--- WRITTEN EXERCISE ---
Locate all lines in the data below that hold "holiday" and show them.

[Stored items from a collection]
════════
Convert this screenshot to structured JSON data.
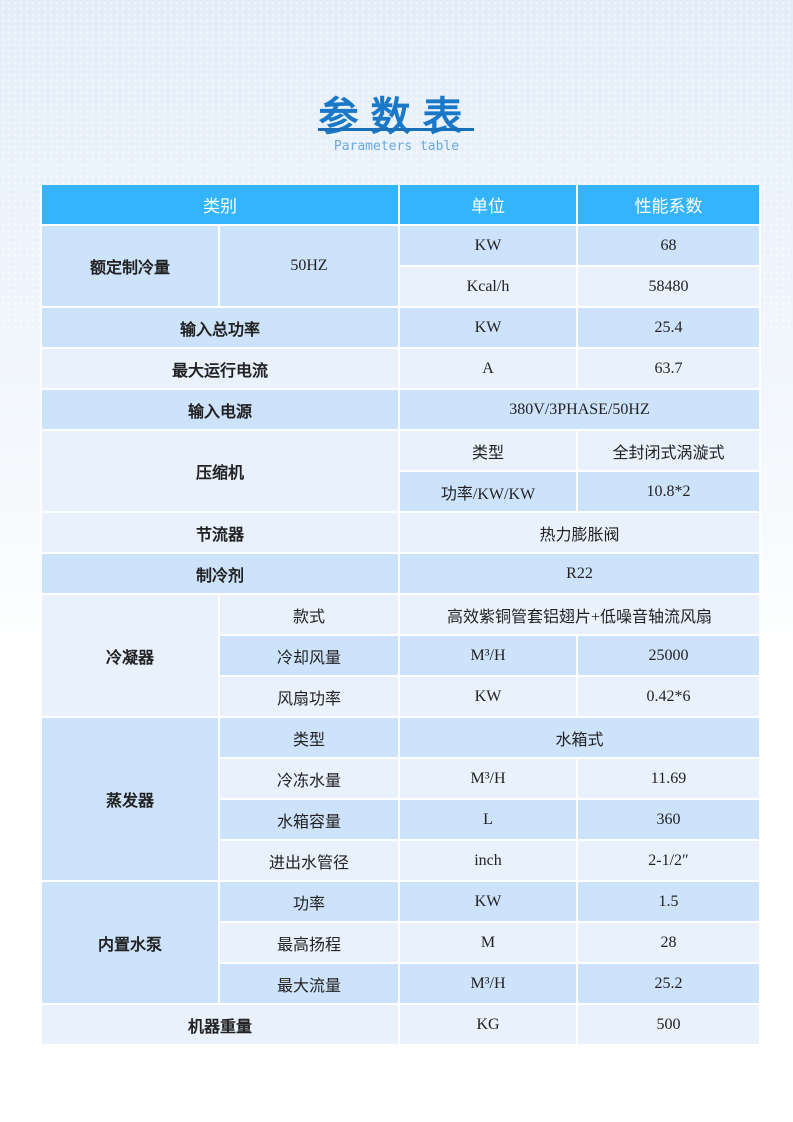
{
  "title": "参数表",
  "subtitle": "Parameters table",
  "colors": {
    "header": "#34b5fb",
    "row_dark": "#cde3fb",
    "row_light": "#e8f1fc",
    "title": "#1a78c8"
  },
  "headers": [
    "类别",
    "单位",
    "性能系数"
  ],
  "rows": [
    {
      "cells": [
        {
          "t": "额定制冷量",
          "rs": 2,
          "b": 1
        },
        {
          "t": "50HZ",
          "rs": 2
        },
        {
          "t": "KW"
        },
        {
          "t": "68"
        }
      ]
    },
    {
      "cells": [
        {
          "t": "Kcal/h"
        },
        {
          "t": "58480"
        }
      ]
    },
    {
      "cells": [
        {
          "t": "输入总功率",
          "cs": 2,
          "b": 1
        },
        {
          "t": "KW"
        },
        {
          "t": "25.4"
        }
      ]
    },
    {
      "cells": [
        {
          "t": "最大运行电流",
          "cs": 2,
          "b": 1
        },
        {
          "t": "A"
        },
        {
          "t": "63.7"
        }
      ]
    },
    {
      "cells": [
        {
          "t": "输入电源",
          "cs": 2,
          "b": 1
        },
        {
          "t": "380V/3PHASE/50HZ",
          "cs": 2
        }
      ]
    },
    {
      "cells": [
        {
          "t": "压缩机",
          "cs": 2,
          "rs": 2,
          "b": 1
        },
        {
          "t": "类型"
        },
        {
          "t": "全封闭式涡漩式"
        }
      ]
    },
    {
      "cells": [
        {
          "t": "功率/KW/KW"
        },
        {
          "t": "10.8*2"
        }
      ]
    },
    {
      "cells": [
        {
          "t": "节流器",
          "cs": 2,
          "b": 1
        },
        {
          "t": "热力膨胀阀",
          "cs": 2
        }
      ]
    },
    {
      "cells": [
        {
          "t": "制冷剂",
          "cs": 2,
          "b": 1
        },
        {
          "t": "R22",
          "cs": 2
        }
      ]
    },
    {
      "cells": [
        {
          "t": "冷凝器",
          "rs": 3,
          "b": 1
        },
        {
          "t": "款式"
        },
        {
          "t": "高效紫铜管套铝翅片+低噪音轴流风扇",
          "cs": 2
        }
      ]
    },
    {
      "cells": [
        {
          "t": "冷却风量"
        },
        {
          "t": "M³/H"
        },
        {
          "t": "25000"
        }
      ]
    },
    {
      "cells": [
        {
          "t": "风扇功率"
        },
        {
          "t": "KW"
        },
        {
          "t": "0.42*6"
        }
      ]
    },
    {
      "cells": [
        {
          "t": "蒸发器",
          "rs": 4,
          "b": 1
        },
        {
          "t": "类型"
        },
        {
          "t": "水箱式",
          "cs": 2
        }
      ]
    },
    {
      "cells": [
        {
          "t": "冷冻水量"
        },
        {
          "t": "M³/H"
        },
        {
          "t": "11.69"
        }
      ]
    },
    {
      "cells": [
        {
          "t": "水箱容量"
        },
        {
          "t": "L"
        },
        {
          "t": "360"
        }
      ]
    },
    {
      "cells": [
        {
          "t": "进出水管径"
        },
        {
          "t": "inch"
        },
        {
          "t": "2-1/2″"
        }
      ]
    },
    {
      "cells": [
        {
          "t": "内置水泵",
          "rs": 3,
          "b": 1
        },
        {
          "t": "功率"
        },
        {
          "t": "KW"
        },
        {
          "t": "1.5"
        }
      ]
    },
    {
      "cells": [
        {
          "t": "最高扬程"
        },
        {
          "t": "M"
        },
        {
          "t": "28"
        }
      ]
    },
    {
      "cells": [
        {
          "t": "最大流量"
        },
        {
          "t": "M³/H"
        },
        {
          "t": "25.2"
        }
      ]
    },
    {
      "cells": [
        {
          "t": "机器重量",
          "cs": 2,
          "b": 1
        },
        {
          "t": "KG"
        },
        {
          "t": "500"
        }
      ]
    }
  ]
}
════════
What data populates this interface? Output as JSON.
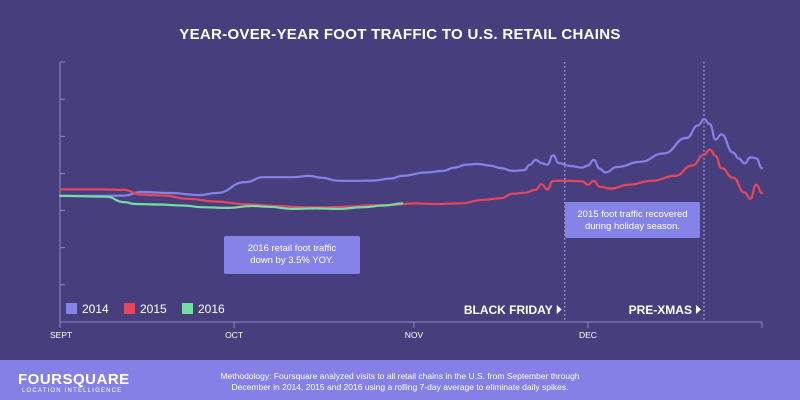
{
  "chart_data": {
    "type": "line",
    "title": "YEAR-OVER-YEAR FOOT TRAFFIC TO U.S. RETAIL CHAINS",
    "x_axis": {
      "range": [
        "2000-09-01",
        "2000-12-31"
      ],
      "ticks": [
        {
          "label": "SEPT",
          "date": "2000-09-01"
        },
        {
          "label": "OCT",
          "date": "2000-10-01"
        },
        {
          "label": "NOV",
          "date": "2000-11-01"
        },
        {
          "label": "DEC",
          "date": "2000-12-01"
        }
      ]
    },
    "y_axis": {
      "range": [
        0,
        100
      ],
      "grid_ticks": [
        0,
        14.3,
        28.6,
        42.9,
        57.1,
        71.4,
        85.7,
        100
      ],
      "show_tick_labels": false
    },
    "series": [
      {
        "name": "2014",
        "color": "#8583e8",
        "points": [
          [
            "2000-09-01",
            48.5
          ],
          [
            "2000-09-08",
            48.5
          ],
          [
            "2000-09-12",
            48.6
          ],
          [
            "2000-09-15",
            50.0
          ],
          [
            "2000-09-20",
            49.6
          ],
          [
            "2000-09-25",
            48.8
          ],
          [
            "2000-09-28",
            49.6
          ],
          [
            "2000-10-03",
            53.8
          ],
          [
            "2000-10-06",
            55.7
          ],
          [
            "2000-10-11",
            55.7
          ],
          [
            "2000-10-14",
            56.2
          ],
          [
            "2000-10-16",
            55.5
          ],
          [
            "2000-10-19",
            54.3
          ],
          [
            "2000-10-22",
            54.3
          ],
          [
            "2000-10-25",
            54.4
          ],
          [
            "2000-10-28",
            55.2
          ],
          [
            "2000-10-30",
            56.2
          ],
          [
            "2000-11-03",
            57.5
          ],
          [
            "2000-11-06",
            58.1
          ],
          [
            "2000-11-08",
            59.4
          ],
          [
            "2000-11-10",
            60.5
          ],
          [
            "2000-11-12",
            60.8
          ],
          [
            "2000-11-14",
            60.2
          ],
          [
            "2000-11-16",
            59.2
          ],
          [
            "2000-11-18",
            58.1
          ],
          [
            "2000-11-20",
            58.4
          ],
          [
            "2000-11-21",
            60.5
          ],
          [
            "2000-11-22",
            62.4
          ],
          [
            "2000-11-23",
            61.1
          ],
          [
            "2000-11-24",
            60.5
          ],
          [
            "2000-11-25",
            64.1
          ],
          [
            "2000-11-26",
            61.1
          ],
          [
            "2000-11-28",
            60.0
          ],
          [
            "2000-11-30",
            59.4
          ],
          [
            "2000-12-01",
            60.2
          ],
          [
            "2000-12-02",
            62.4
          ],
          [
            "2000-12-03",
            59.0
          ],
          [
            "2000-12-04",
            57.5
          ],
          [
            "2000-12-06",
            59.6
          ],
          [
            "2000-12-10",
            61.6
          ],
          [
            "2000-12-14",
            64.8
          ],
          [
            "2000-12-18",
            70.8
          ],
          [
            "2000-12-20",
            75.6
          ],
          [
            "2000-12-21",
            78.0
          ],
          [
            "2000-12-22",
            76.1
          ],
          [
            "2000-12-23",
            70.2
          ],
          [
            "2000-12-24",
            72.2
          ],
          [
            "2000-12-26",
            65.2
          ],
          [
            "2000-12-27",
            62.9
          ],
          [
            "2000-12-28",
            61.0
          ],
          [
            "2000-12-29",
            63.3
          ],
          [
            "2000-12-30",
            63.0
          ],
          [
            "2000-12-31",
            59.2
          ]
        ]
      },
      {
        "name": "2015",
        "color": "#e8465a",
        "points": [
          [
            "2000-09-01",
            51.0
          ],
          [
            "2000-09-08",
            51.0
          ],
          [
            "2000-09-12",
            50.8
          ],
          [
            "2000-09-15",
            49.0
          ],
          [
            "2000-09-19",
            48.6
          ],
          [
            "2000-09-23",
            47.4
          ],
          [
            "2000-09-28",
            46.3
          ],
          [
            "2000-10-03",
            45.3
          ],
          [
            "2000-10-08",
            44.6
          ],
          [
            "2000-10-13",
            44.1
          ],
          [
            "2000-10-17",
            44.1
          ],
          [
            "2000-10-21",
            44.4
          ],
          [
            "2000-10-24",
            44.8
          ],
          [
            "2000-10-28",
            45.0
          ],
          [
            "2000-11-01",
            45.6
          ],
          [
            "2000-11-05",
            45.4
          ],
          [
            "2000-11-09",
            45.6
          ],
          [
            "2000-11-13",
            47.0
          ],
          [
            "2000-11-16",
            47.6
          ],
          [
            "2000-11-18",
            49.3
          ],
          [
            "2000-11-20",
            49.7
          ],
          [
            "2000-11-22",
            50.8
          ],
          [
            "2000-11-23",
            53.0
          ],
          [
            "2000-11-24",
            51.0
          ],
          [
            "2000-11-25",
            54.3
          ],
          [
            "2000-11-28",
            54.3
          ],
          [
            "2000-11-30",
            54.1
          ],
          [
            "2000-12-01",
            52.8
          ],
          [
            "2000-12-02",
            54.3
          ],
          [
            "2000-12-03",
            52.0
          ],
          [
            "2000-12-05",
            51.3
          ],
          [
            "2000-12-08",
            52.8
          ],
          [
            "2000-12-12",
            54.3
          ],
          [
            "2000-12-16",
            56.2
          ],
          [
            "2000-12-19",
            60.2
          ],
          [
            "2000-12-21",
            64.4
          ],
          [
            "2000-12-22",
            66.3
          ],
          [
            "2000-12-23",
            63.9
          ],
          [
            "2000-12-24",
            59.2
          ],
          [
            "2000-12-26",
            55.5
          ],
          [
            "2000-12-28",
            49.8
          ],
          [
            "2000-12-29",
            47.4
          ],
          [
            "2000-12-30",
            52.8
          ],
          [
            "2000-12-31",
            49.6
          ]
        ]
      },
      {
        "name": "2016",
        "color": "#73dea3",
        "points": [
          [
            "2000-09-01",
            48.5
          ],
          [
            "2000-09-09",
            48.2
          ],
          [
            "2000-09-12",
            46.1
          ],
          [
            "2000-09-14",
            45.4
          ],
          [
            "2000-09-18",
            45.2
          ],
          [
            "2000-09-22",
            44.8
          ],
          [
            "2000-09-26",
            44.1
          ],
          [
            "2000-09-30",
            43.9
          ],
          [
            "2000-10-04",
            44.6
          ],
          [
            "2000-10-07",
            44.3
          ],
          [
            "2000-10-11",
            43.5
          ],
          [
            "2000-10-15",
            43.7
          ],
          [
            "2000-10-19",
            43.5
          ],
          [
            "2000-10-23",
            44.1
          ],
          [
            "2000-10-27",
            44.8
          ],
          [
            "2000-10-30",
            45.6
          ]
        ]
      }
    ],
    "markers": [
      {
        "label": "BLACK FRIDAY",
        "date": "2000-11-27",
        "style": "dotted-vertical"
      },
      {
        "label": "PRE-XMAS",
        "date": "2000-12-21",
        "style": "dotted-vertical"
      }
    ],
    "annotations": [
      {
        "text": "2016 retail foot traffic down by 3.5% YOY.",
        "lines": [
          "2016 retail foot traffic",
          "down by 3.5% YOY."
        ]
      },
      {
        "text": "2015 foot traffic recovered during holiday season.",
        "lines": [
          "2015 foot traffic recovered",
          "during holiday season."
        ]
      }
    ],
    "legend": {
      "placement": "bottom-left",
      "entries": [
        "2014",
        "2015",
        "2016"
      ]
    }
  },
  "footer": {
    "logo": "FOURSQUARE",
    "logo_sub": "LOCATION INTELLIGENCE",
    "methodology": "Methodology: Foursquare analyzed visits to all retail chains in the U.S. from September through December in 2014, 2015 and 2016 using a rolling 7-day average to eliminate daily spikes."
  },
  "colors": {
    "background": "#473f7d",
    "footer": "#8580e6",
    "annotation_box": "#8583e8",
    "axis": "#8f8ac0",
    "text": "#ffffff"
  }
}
════════
--- COMPLETE OUTPUT ---
        "text": "2015 foot traffic recovered during holiday season.",
          "during holiday season."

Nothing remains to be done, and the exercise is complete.